Direction: Take every line that has the string "Rumah" and copy it out.

Extracted data:
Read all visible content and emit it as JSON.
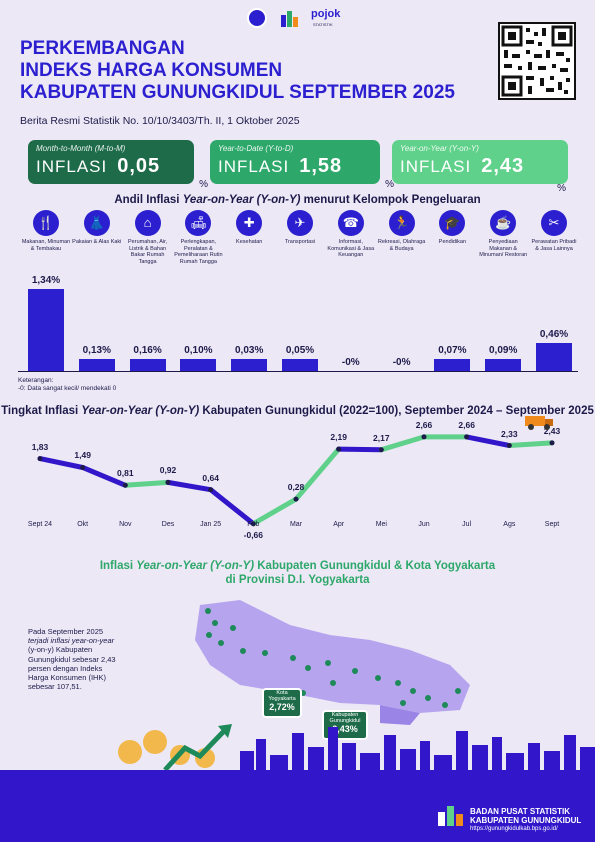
{
  "header": {
    "title_line1": "PERKEMBANGAN",
    "title_line2": "INDEKS HARGA KONSUMEN",
    "title_line3": "KABUPATEN GUNUNGKIDUL SEPTEMBER 2025",
    "reference": "Berita Resmi Statistik No. 10/10/3403/Th. II, 1 Oktober 2025",
    "logo_text": "pojok",
    "logo_sub": "STATISTIK"
  },
  "summary": [
    {
      "label": "Month-to-Month (M-to-M)",
      "word": "INFLASI",
      "value": "0,05",
      "unit": "%",
      "color": "#1e6b4a"
    },
    {
      "label": "Year-to-Date (Y-to-D)",
      "word": "INFLASI",
      "value": "1,58",
      "unit": "%",
      "color": "#2ea86a"
    },
    {
      "label": "Year-on-Year (Y-on-Y)",
      "word": "INFLASI",
      "value": "2,43",
      "unit": "%",
      "color": "#5fd18a"
    }
  ],
  "andil": {
    "title_a": "Andil Inflasi ",
    "title_b": "Year-on-Year (Y-on-Y)",
    "title_c": " menurut Kelompok Pengeluaran",
    "note_line1": "Keterangan:",
    "note_line2": "-0: Data sangat kecil/ mendekati 0"
  },
  "chart_data": [
    {
      "type": "bar",
      "title": "Andil Inflasi Year-on-Year (Y-on-Y) menurut Kelompok Pengeluaran",
      "categories": [
        "Makanan, Minuman & Tembakau",
        "Pakaian & Alas Kaki",
        "Perumahan, Air, Listrik & Bahan Bakar Rumah Tangga",
        "Perlengkapan, Peralatan & Pemeliharaan Rutin Rumah Tangga",
        "Kesehatan",
        "Transportasi",
        "Informasi, Komunikasi & Jasa Keuangan",
        "Rekreasi, Olahraga & Budaya",
        "Pendidikan",
        "Penyediaan Makanan & Minuman/ Restoran",
        "Perawatan Pribadi & Jasa Lainnya"
      ],
      "values": [
        1.34,
        0.13,
        0.16,
        0.1,
        0.03,
        0.05,
        0,
        0,
        0.07,
        0.09,
        0.46
      ],
      "labels": [
        "1,34%",
        "0,13%",
        "0,16%",
        "0,10%",
        "0,03%",
        "0,05%",
        "-0%",
        "-0%",
        "0,07%",
        "0,09%",
        "0,46%"
      ],
      "icons": [
        "food-icon",
        "clothing-icon",
        "house-icon",
        "sofa-icon",
        "health-icon",
        "plane-icon",
        "phone-icon",
        "running-icon",
        "graduation-cap-icon",
        "dining-icon",
        "tools-icon"
      ],
      "ylim": [
        0,
        1.4
      ]
    },
    {
      "type": "line",
      "title": "Tingkat Inflasi Year-on-Year (Y-on-Y) Kabupaten Gunungkidul (2022=100), September 2024 – September 2025",
      "x": [
        "Sept 24",
        "Okt",
        "Nov",
        "Des",
        "Jan 25",
        "Feb",
        "Mar",
        "Apr",
        "Mei",
        "Jun",
        "Jul",
        "Ags",
        "Sept"
      ],
      "values": [
        1.83,
        1.49,
        0.81,
        0.92,
        0.64,
        -0.66,
        0.28,
        2.19,
        2.17,
        2.66,
        2.66,
        2.33,
        2.43
      ],
      "labels": [
        "1,83",
        "1,49",
        "0,81",
        "0,92",
        "0,64",
        "-0,66",
        "0,28",
        "2,19",
        "2,17",
        "2,66",
        "2,66",
        "2,33",
        "2,43"
      ],
      "ylim": [
        -0.9,
        3.0
      ]
    }
  ],
  "line_title": {
    "a": "Tingkat Inflasi ",
    "b": "Year-on-Year (Y-on-Y)",
    "c": " Kabupaten Gunungkidul (2022=100), September 2024 – September 2025"
  },
  "map": {
    "title_a": "Inflasi ",
    "title_b": "Year-on-Year (Y-on-Y)",
    "title_c": " Kabupaten Gunungkidul & Kota Yogyakarta",
    "title_line2": "di Provinsi D.I. Yogyakarta",
    "desc_1": "Pada September 2025",
    "desc_2": "terjadi inflasi year-on-year",
    "desc_3": "(y-on-y) Kabupaten",
    "desc_4": "Gunungkidul sebesar 2,43",
    "desc_5": "persen dengan Indeks",
    "desc_6": "Harga Konsumen (IHK)",
    "desc_7": "sebesar 107,51.",
    "city1_name": "Kota Yogyakarta",
    "city1_value": "2,72%",
    "city2_name": "Kabupaten Gunungkidul",
    "city2_value": "2,43%"
  },
  "footer": {
    "org1": "BADAN PUSAT STATISTIK",
    "org2": "KABUPATEN GUNUNGKIDUL",
    "url": "https://gunungkidulkab.bps.go.id/"
  },
  "colors": {
    "primary": "#2b1fcf",
    "green": "#1e6b4a",
    "light_green": "#5fd18a"
  }
}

Correct answer:
        "Perumahan, Air, Listrik & Bahan Bakar Rumah Tangga",
        "Perlengkapan, Peralatan & Pemeliharaan Rutin Rumah Tangga",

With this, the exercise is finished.